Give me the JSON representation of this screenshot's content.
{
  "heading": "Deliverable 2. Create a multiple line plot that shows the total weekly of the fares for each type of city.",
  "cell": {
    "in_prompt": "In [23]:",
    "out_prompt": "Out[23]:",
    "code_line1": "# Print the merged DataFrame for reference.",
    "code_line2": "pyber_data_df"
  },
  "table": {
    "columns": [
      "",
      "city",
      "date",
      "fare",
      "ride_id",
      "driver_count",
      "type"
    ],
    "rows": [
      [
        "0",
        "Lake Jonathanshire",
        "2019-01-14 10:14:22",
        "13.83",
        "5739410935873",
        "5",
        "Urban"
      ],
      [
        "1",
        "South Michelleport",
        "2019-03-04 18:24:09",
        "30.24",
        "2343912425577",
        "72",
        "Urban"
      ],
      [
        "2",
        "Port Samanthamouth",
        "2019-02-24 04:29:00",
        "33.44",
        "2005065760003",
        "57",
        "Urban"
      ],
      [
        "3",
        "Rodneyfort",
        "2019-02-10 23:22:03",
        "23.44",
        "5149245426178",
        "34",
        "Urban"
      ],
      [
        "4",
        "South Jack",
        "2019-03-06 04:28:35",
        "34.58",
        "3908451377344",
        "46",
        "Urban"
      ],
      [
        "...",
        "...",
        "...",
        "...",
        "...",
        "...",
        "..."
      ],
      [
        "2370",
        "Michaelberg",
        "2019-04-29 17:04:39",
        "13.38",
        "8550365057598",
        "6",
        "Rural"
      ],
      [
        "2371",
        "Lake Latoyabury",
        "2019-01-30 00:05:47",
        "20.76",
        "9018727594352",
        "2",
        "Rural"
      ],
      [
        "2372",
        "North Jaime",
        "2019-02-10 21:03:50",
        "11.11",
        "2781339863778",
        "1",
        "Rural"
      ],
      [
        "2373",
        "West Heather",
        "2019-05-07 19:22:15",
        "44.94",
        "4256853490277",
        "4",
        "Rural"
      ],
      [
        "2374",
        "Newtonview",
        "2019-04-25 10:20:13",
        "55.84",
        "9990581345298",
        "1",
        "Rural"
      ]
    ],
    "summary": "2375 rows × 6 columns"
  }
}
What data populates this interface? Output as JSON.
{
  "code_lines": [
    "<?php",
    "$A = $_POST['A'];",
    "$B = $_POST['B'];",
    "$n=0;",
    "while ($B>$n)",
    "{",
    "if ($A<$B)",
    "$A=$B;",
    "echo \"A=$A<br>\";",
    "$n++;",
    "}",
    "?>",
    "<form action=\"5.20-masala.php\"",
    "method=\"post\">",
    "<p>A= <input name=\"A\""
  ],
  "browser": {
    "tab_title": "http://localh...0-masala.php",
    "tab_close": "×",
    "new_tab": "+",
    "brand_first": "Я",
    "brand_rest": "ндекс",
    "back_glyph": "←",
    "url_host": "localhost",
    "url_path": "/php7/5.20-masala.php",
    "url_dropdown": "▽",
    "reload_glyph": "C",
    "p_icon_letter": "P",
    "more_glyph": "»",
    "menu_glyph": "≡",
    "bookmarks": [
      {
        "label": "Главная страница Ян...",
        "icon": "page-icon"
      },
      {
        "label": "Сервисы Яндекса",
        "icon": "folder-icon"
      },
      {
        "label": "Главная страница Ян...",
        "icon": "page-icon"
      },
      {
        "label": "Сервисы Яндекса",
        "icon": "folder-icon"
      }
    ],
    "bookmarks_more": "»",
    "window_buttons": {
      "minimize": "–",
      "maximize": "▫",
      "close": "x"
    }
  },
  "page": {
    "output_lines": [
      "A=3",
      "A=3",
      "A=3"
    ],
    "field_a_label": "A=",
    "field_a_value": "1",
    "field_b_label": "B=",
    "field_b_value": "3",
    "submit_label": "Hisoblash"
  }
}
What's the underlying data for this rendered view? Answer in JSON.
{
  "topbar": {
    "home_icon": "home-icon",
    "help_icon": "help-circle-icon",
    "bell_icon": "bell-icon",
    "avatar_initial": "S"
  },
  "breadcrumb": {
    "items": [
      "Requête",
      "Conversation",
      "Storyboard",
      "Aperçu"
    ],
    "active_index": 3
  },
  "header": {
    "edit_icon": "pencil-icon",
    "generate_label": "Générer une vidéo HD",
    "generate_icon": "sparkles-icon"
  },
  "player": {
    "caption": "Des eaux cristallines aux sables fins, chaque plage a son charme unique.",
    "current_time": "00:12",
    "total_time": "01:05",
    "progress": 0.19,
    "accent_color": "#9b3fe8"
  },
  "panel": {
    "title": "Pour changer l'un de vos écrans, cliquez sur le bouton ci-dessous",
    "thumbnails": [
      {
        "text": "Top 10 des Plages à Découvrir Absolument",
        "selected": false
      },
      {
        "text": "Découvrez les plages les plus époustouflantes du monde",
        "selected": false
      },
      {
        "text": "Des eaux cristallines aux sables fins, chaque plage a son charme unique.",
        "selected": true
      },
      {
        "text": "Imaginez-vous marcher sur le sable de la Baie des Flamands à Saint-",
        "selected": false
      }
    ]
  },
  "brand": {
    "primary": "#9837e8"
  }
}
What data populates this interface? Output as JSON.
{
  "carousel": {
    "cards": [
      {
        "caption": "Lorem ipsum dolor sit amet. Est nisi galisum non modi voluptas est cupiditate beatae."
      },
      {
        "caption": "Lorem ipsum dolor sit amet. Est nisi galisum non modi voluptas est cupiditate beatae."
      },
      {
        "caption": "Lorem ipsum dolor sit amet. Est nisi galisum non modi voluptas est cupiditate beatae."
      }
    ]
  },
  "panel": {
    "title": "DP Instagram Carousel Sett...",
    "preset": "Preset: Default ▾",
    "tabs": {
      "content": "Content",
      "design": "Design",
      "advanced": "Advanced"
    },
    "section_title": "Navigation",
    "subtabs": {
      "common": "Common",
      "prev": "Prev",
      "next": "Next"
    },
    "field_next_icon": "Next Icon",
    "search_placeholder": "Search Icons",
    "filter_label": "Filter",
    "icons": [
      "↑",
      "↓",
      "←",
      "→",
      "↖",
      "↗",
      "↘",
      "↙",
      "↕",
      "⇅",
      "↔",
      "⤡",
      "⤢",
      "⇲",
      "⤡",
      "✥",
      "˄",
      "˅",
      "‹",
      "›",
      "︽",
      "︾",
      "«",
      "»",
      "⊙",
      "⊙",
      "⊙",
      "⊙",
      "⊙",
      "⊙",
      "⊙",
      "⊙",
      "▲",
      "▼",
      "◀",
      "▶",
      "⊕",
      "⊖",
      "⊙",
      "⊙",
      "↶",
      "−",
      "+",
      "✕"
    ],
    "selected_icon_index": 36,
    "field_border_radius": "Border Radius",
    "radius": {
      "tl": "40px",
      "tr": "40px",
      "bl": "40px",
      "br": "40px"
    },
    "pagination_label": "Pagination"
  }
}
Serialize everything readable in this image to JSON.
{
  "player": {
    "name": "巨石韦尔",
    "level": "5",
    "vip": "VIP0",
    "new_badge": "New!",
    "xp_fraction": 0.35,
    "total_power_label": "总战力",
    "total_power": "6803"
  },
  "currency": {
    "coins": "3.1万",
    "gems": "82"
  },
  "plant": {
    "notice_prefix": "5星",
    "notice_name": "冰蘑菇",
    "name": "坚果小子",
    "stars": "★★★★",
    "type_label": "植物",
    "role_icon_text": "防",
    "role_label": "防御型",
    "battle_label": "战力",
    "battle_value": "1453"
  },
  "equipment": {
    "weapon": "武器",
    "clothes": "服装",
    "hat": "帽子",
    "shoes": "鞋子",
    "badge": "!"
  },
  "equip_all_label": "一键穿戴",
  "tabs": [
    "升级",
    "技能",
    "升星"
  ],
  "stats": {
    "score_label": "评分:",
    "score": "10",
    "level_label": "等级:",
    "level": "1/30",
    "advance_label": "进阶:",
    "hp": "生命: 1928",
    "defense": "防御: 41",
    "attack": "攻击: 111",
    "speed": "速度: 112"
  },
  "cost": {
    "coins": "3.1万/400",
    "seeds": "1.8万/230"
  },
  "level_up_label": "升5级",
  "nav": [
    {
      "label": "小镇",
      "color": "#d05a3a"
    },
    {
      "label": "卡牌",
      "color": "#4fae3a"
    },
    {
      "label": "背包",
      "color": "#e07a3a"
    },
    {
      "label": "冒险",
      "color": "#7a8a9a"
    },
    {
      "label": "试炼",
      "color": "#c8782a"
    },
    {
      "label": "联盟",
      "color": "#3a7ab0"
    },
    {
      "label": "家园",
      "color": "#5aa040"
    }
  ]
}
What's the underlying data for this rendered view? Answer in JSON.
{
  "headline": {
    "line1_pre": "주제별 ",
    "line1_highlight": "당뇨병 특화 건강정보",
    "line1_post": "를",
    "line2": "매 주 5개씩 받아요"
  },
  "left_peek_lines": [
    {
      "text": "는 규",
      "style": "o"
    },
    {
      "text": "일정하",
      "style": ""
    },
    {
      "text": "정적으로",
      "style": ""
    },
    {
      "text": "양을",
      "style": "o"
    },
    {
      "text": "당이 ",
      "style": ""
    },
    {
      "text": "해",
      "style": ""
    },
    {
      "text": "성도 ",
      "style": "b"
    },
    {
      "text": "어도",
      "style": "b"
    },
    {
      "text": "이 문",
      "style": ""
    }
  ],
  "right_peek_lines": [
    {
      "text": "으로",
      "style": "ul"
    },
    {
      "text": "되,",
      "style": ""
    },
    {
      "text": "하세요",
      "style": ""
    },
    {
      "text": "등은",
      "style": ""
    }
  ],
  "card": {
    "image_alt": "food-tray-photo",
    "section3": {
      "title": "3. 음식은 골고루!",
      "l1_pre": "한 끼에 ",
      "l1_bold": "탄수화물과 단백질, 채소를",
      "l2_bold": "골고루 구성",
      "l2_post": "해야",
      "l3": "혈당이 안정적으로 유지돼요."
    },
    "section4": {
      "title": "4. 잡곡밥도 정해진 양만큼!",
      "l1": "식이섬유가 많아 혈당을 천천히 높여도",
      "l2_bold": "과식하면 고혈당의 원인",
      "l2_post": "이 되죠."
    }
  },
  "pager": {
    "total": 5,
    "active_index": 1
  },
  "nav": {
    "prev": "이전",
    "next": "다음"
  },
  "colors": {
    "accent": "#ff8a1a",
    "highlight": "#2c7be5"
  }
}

Task description: Check every line of the material for the string "sables" and give the number of lines that have it, without anything else.

Response to the exercise: 2